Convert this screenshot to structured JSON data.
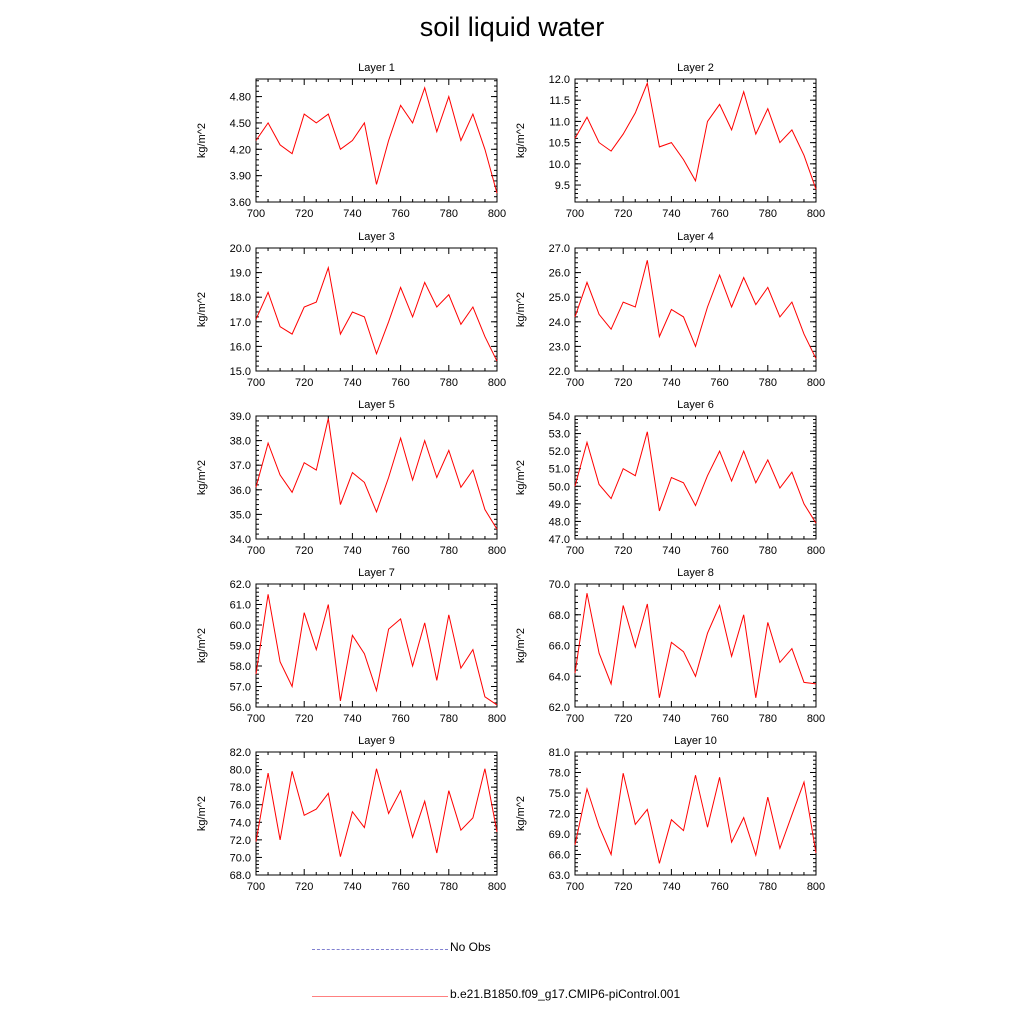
{
  "title": "soil liquid water",
  "legend": {
    "items": [
      {
        "label": "No Obs",
        "color": "#8080d0",
        "style": "dashed"
      },
      {
        "label": "b.e21.B1850.f09_g17.CMIP6-piControl.001",
        "color": "#ff0000",
        "style": "solid"
      }
    ]
  },
  "chart_data": [
    {
      "type": "line",
      "title": "Layer 1",
      "ylabel": "kg/m^2",
      "xlim": [
        700,
        800
      ],
      "ylim": [
        3.6,
        5.0
      ],
      "xticks": [
        700,
        720,
        740,
        760,
        780,
        800
      ],
      "yticks": [
        "3.60",
        "3.90",
        "4.20",
        "4.50",
        "4.80"
      ],
      "x": [
        700,
        705,
        710,
        715,
        720,
        725,
        730,
        735,
        740,
        745,
        750,
        755,
        760,
        765,
        770,
        775,
        780,
        785,
        790,
        795,
        800
      ],
      "series": [
        {
          "color": "#ff0000",
          "values": [
            4.3,
            4.5,
            4.25,
            4.15,
            4.6,
            4.5,
            4.6,
            4.2,
            4.3,
            4.5,
            3.8,
            4.3,
            4.7,
            4.5,
            4.9,
            4.4,
            4.8,
            4.3,
            4.6,
            4.2,
            3.7
          ]
        }
      ]
    },
    {
      "type": "line",
      "title": "Layer 2",
      "ylabel": "kg/m^2",
      "xlim": [
        700,
        800
      ],
      "ylim": [
        9.1,
        12.0
      ],
      "xticks": [
        700,
        720,
        740,
        760,
        780,
        800
      ],
      "yticks": [
        "9.5",
        "10.0",
        "10.5",
        "11.0",
        "11.5",
        "12.0"
      ],
      "x": [
        700,
        705,
        710,
        715,
        720,
        725,
        730,
        735,
        740,
        745,
        750,
        755,
        760,
        765,
        770,
        775,
        780,
        785,
        790,
        795,
        800
      ],
      "series": [
        {
          "color": "#ff0000",
          "values": [
            10.6,
            11.1,
            10.5,
            10.3,
            10.7,
            11.2,
            11.9,
            10.4,
            10.5,
            10.1,
            9.6,
            11.0,
            11.4,
            10.8,
            11.7,
            10.7,
            11.3,
            10.5,
            10.8,
            10.2,
            9.4
          ]
        }
      ]
    },
    {
      "type": "line",
      "title": "Layer 3",
      "ylabel": "kg/m^2",
      "xlim": [
        700,
        800
      ],
      "ylim": [
        15.0,
        20.0
      ],
      "xticks": [
        700,
        720,
        740,
        760,
        780,
        800
      ],
      "yticks": [
        "15.0",
        "16.0",
        "17.0",
        "18.0",
        "19.0",
        "20.0"
      ],
      "x": [
        700,
        705,
        710,
        715,
        720,
        725,
        730,
        735,
        740,
        745,
        750,
        755,
        760,
        765,
        770,
        775,
        780,
        785,
        790,
        795,
        800
      ],
      "series": [
        {
          "color": "#ff0000",
          "values": [
            17.1,
            18.2,
            16.8,
            16.5,
            17.6,
            17.8,
            19.2,
            16.5,
            17.4,
            17.2,
            15.7,
            17.0,
            18.4,
            17.2,
            18.6,
            17.6,
            18.1,
            16.9,
            17.6,
            16.4,
            15.4
          ]
        }
      ]
    },
    {
      "type": "line",
      "title": "Layer 4",
      "ylabel": "kg/m^2",
      "xlim": [
        700,
        800
      ],
      "ylim": [
        22.0,
        27.0
      ],
      "xticks": [
        700,
        720,
        740,
        760,
        780,
        800
      ],
      "yticks": [
        "22.0",
        "23.0",
        "24.0",
        "25.0",
        "26.0",
        "27.0"
      ],
      "x": [
        700,
        705,
        710,
        715,
        720,
        725,
        730,
        735,
        740,
        745,
        750,
        755,
        760,
        765,
        770,
        775,
        780,
        785,
        790,
        795,
        800
      ],
      "series": [
        {
          "color": "#ff0000",
          "values": [
            24.2,
            25.6,
            24.3,
            23.7,
            24.8,
            24.6,
            26.5,
            23.4,
            24.5,
            24.2,
            23.0,
            24.6,
            25.9,
            24.6,
            25.8,
            24.7,
            25.4,
            24.2,
            24.8,
            23.5,
            22.5
          ]
        }
      ]
    },
    {
      "type": "line",
      "title": "Layer 5",
      "ylabel": "kg/m^2",
      "xlim": [
        700,
        800
      ],
      "ylim": [
        34.0,
        39.0
      ],
      "xticks": [
        700,
        720,
        740,
        760,
        780,
        800
      ],
      "yticks": [
        "34.0",
        "35.0",
        "36.0",
        "37.0",
        "38.0",
        "39.0"
      ],
      "x": [
        700,
        705,
        710,
        715,
        720,
        725,
        730,
        735,
        740,
        745,
        750,
        755,
        760,
        765,
        770,
        775,
        780,
        785,
        790,
        795,
        800
      ],
      "series": [
        {
          "color": "#ff0000",
          "values": [
            36.1,
            37.9,
            36.6,
            35.9,
            37.1,
            36.8,
            38.9,
            35.4,
            36.7,
            36.3,
            35.1,
            36.5,
            38.1,
            36.4,
            38.0,
            36.5,
            37.6,
            36.1,
            36.8,
            35.2,
            34.4
          ]
        }
      ]
    },
    {
      "type": "line",
      "title": "Layer 6",
      "ylabel": "kg/m^2",
      "xlim": [
        700,
        800
      ],
      "ylim": [
        47.0,
        54.0
      ],
      "xticks": [
        700,
        720,
        740,
        760,
        780,
        800
      ],
      "yticks": [
        "47.0",
        "48.0",
        "49.0",
        "50.0",
        "51.0",
        "52.0",
        "53.0",
        "54.0"
      ],
      "x": [
        700,
        705,
        710,
        715,
        720,
        725,
        730,
        735,
        740,
        745,
        750,
        755,
        760,
        765,
        770,
        775,
        780,
        785,
        790,
        795,
        800
      ],
      "series": [
        {
          "color": "#ff0000",
          "values": [
            50.0,
            52.5,
            50.1,
            49.3,
            51.0,
            50.6,
            53.1,
            48.6,
            50.5,
            50.2,
            48.9,
            50.6,
            52.0,
            50.3,
            52.0,
            50.2,
            51.5,
            49.9,
            50.8,
            49.0,
            47.9
          ]
        }
      ]
    },
    {
      "type": "line",
      "title": "Layer 7",
      "ylabel": "kg/m^2",
      "xlim": [
        700,
        800
      ],
      "ylim": [
        56.0,
        62.0
      ],
      "xticks": [
        700,
        720,
        740,
        760,
        780,
        800
      ],
      "yticks": [
        "56.0",
        "57.0",
        "58.0",
        "59.0",
        "60.0",
        "61.0",
        "62.0"
      ],
      "x": [
        700,
        705,
        710,
        715,
        720,
        725,
        730,
        735,
        740,
        745,
        750,
        755,
        760,
        765,
        770,
        775,
        780,
        785,
        790,
        795,
        800
      ],
      "series": [
        {
          "color": "#ff0000",
          "values": [
            57.6,
            61.5,
            58.2,
            57.0,
            60.6,
            58.8,
            61.0,
            56.3,
            59.5,
            58.6,
            56.8,
            59.8,
            60.3,
            58.0,
            60.1,
            57.3,
            60.5,
            57.9,
            58.8,
            56.5,
            56.1
          ]
        }
      ]
    },
    {
      "type": "line",
      "title": "Layer 8",
      "ylabel": "kg/m^2",
      "xlim": [
        700,
        800
      ],
      "ylim": [
        62.0,
        70.0
      ],
      "xticks": [
        700,
        720,
        740,
        760,
        780,
        800
      ],
      "yticks": [
        "62.0",
        "64.0",
        "66.0",
        "68.0",
        "70.0"
      ],
      "x": [
        700,
        705,
        710,
        715,
        720,
        725,
        730,
        735,
        740,
        745,
        750,
        755,
        760,
        765,
        770,
        775,
        780,
        785,
        790,
        795,
        800
      ],
      "series": [
        {
          "color": "#ff0000",
          "values": [
            64.2,
            69.4,
            65.5,
            63.5,
            68.6,
            65.9,
            68.7,
            62.6,
            66.2,
            65.6,
            64.0,
            66.8,
            68.6,
            65.3,
            68.0,
            62.6,
            67.5,
            64.9,
            65.8,
            63.6,
            63.5
          ]
        }
      ]
    },
    {
      "type": "line",
      "title": "Layer 9",
      "ylabel": "kg/m^2",
      "xlim": [
        700,
        800
      ],
      "ylim": [
        68.0,
        82.0
      ],
      "xticks": [
        700,
        720,
        740,
        760,
        780,
        800
      ],
      "yticks": [
        "68.0",
        "70.0",
        "72.0",
        "74.0",
        "76.0",
        "78.0",
        "80.0",
        "82.0"
      ],
      "x": [
        700,
        705,
        710,
        715,
        720,
        725,
        730,
        735,
        740,
        745,
        750,
        755,
        760,
        765,
        770,
        775,
        780,
        785,
        790,
        795,
        800
      ],
      "series": [
        {
          "color": "#ff0000",
          "values": [
            71.8,
            79.6,
            72.0,
            79.8,
            74.8,
            75.5,
            77.3,
            70.1,
            75.2,
            73.4,
            80.1,
            75.0,
            77.6,
            72.3,
            76.4,
            70.5,
            77.6,
            73.1,
            74.5,
            80.1,
            72.9
          ]
        }
      ]
    },
    {
      "type": "line",
      "title": "Layer 10",
      "ylabel": "kg/m^2",
      "xlim": [
        700,
        800
      ],
      "ylim": [
        63.0,
        81.0
      ],
      "xticks": [
        700,
        720,
        740,
        760,
        780,
        800
      ],
      "yticks": [
        "63.0",
        "66.0",
        "69.0",
        "72.0",
        "75.0",
        "78.0",
        "81.0"
      ],
      "x": [
        700,
        705,
        710,
        715,
        720,
        725,
        730,
        735,
        740,
        745,
        750,
        755,
        760,
        765,
        770,
        775,
        780,
        785,
        790,
        795,
        800
      ],
      "series": [
        {
          "color": "#ff0000",
          "values": [
            67.4,
            75.6,
            70.1,
            66.0,
            77.9,
            70.4,
            72.6,
            64.7,
            71.1,
            69.5,
            77.6,
            70.0,
            77.3,
            67.8,
            71.4,
            65.9,
            74.4,
            66.9,
            71.8,
            76.6,
            66.2
          ]
        }
      ]
    }
  ]
}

---

## PROBLEM STATEMENT
Tally the lines of the preceding listing in which the word "title" appears; state nothing but the total.

## SOLVED PROBLEM
11